Your copy of the material must match it exactly, except that pictures are dropped.

>> BEGIN Data for this task

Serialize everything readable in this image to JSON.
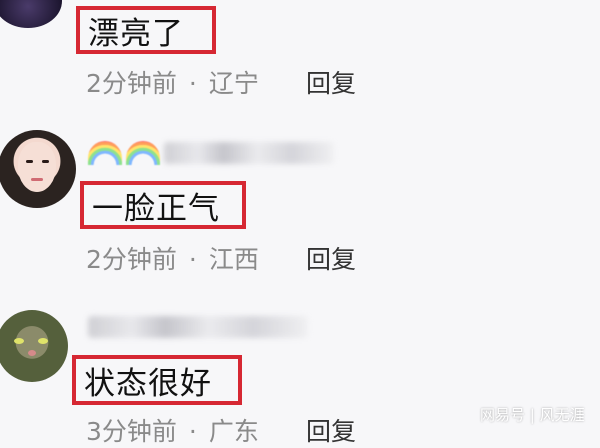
{
  "comments": [
    {
      "text": "漂亮了",
      "time": "2分钟前",
      "separator": "·",
      "location": "辽宁",
      "reply": "回复"
    },
    {
      "text": "一脸正气",
      "time": "2分钟前",
      "separator": "·",
      "location": "江西",
      "reply": "回复"
    },
    {
      "text": "状态很好",
      "time": "3分钟前",
      "separator": "·",
      "location": "广东",
      "reply": "回复"
    }
  ],
  "watermark": "网易号 | 风无涯",
  "colors": {
    "highlight_border": "#d62833",
    "meta_text": "#8a8a8a",
    "background": "#f7f7f9"
  }
}
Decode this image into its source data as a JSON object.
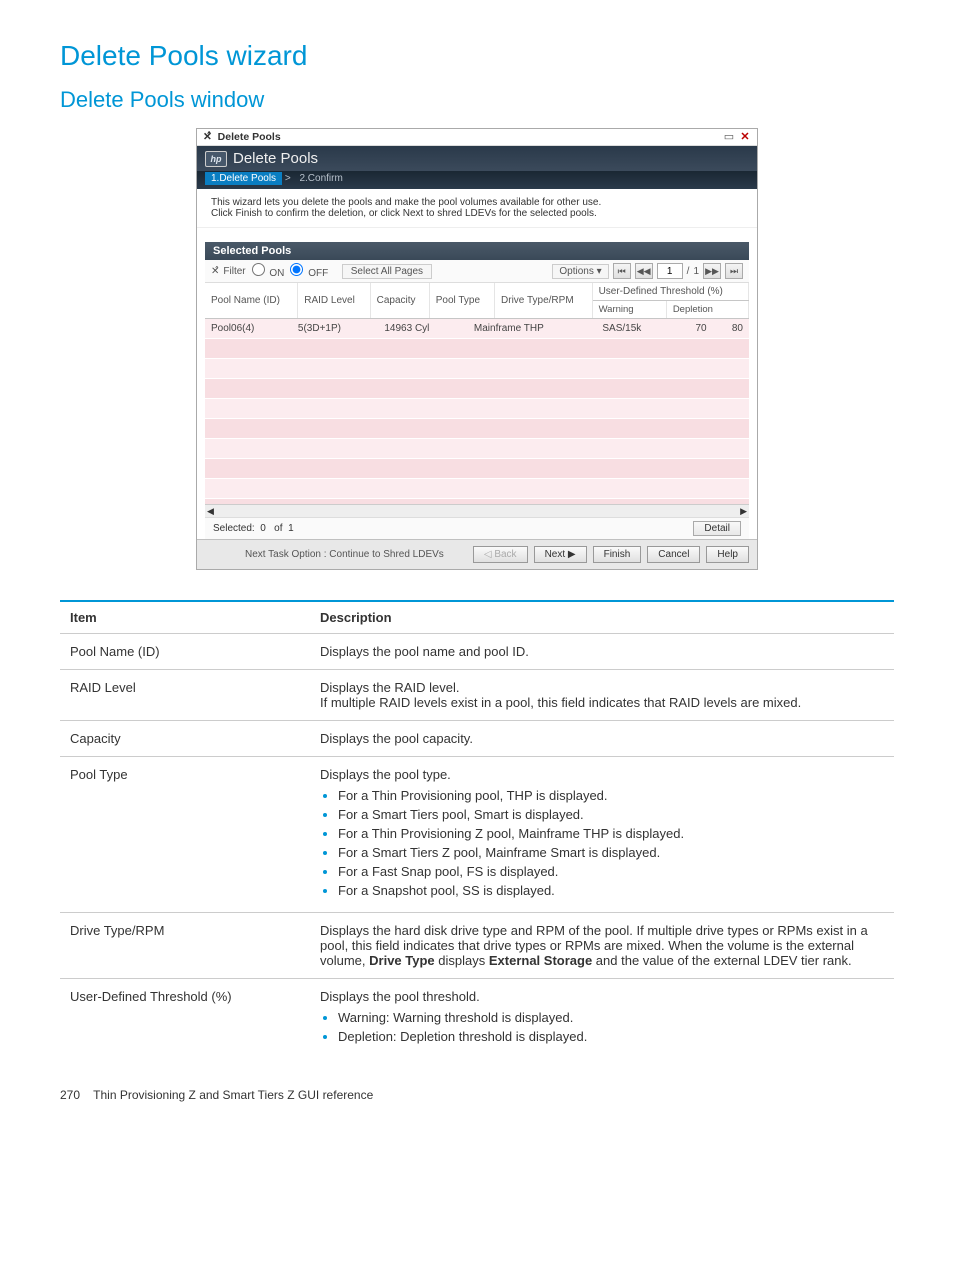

>> END Data for this task

*Task answer*:
Serialize everything readable in this image to JSON.
{
  "comments": [
    {
      "text": "漂亮了",
      "time": "2分钟前",
      "separator": "·",
      "location": "辽宁",
      "reply": "回复"
    },
    {
      "text": "一脸正气",
      "time": "2分钟前",
      "separator": "·",
      "location": "江西",
      "reply": "回复"
    },
    {
      "text": "状态很好",
      "time": "3分钟前",
      "separator": "·",
      "location": "广东",
      "reply": "回复"
    }
  ],
  "watermark": "网易号 | 风无涯",
  "colors": {
    "highlight_border": "#d62833",
    "meta_text": "#8a8a8a",
    "background": "#f7f7f9"
  }
}
Decode this image into its source data as a JSON object.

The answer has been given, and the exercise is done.